**Given instruction:** Reproduce the listing below in full and without alteration, apart from its pictures.

**Exercise data:**
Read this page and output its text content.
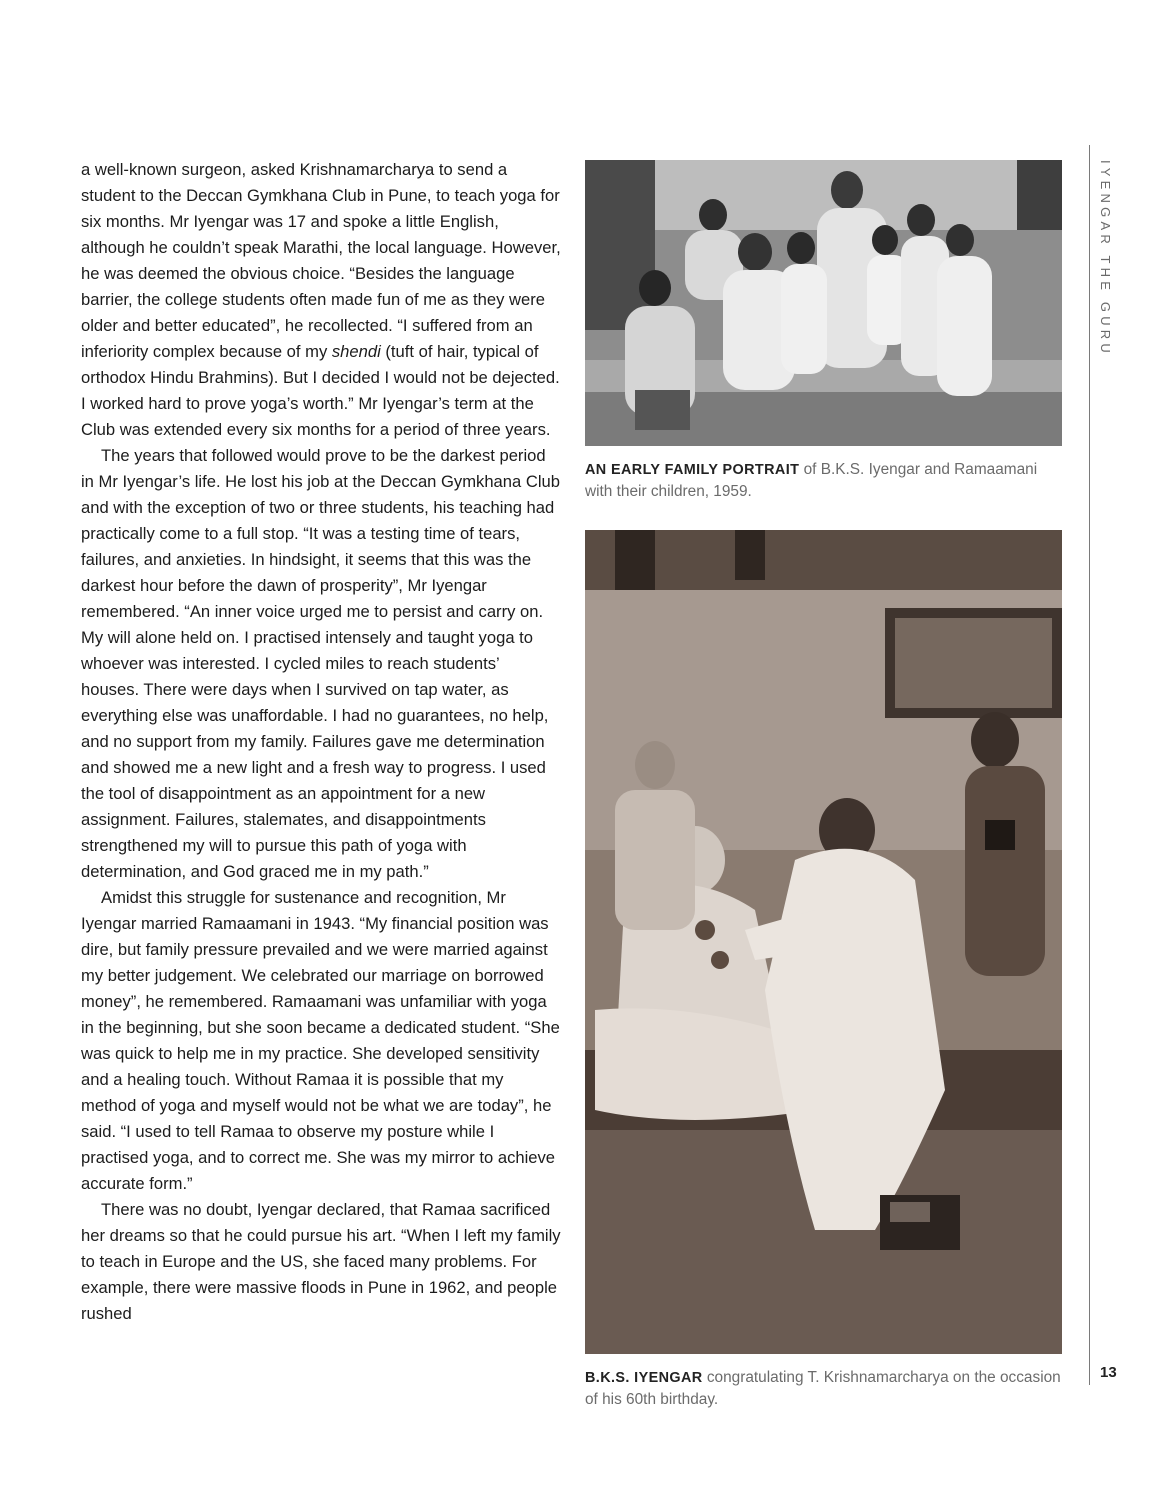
a well-known surgeon, asked Krishnamarcharya to send a student to the Deccan Gymkhana Club in Pune, to teach yoga for six months. Mr Iyengar was 17 and spoke a little English, although he couldn’t speak Marathi, the local language. However, he was deemed the obvious choice. “Besides the language barrier, the college students often made fun of me as they were older and better educated”, he recollected. “I suffered from an inferiority complex because of my shendi (tuft of hair, typical of orthodox Hindu Brahmins). But I decided I would not be dejected. I worked hard to prove yoga’s worth.” Mr Iyengar’s term at the Club was extended every six months for a period of three years.

The years that followed would prove to be the darkest period in Mr Iyengar’s life. He lost his job at the Deccan Gymkhana Club and with the exception of two or three students, his teaching had practically come to a full stop. “It was a testing time of tears, failures, and anxieties. In hindsight, it seems that this was the darkest hour before the dawn of prosperity”, Mr Iyengar remembered. “An inner voice urged me to persist and carry on. My will alone held on. I practised intensely and taught yoga to whoever was interested. I cycled miles to reach students’ houses. There were days when I survived on tap water, as everything else was unaffordable. I had no guarantees, no help, and no support from my family. Failures gave me determination and showed me a new light and a fresh way to progress. I used the tool of disappointment as an appointment for a new assignment. Failures, stalemates, and disappointments strengthened my will to pursue this path of yoga with determination, and God graced me in my path.”

Amidst this struggle for sustenance and recognition, Mr Iyengar married Ramaamani in 1943. “My financial position was dire, but family pressure prevailed and we were married against my better judgement. We celebrated our marriage on borrowed money”, he remembered. Ramaamani was unfamiliar with yoga in the beginning, but she soon became a dedicated student. “She was quick to help me in my practice. She developed sensitivity and a healing touch. Without Ramaa it is possible that my method of yoga and myself would not be what we are today”, he said. “I used to tell Ramaa to observe my posture while I practised yoga, and to correct me. She was my mirror to achieve accurate form.”

There was no doubt, Iyengar declared, that Ramaa sacrificed her dreams so that he could pursue his art. “When I left my family to teach in Europe and the US, she faced many problems. For example, there were massive floods in Pune in 1962, and people rushed

AN EARLY FAMILY PORTRAIT of B.K.S. Iyengar and Ramaamani with their children, 1959.
B.K.S. IYENGAR congratulating T. Krishnamarcharya on the occasion of his 60th birthday.
IYENGAR THE GURU
13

**Exercise solution:**
Read this page and output its text content.
a well-known surgeon, asked Krishnamarcharya to send a student to the Deccan Gymkhana Club in Pune, to teach yoga for six months. Mr Iyengar was 17 and spoke a little English, although he couldn’t speak Marathi, the local language. However, he was deemed the obvious choice. “Besides the language barrier, the college students often made fun of me as they were older and better educated”, he recollected. “I suffered from an inferiority complex because of my shendi (tuft of hair, typical of orthodox Hindu Brahmins). But I decided I would not be dejected. I worked hard to prove yoga’s worth.” Mr Iyengar’s term at the Club was extended every six months for a period of three years.

The years that followed would prove to be the darkest period in Mr Iyengar’s life. He lost his job at the Deccan Gymkhana Club and with the exception of two or three students, his teaching had practically come to a full stop. “It was a testing time of tears, failures, and anxieties. In hindsight, it seems that this was the darkest hour before the dawn of prosperity”, Mr Iyengar remembered. “An inner voice urged me to persist and carry on. My will alone held on. I practised intensely and taught yoga to whoever was interested. I cycled miles to reach students’ houses. There were days when I survived on tap water, as everything else was unaffordable. I had no guarantees, no help, and no support from my family. Failures gave me determination and showed me a new light and a fresh way to progress. I used the tool of disappointment as an appointment for a new assignment. Failures, stalemates, and disappointments strengthened my will to pursue this path of yoga with determination, and God graced me in my path.”

Amidst this struggle for sustenance and recognition, Mr Iyengar married Ramaamani in 1943. “My financial position was dire, but family pressure prevailed and we were married against my better judgement. We celebrated our marriage on borrowed money”, he remembered. Ramaamani was unfamiliar with yoga in the beginning, but she soon became a dedicated student. “She was quick to help me in my practice. She developed sensitivity and a healing touch. Without Ramaa it is possible that my method of yoga and myself would not be what we are today”, he said. “I used to tell Ramaa to observe my posture while I practised yoga, and to correct me. She was my mirror to achieve accurate form.”

There was no doubt, Iyengar declared, that Ramaa sacrificed her dreams so that he could pursue his art. “When I left my family to teach in Europe and the US, she faced many problems. For example, there were massive floods in Pune in 1962, and people rushed

AN EARLY FAMILY PORTRAIT of B.K.S. Iyengar and Ramaamani with their children, 1959.
B.K.S. IYENGAR congratulating T. Krishnamarcharya on the occasion of his 60th birthday.
IYENGAR THE GURU
13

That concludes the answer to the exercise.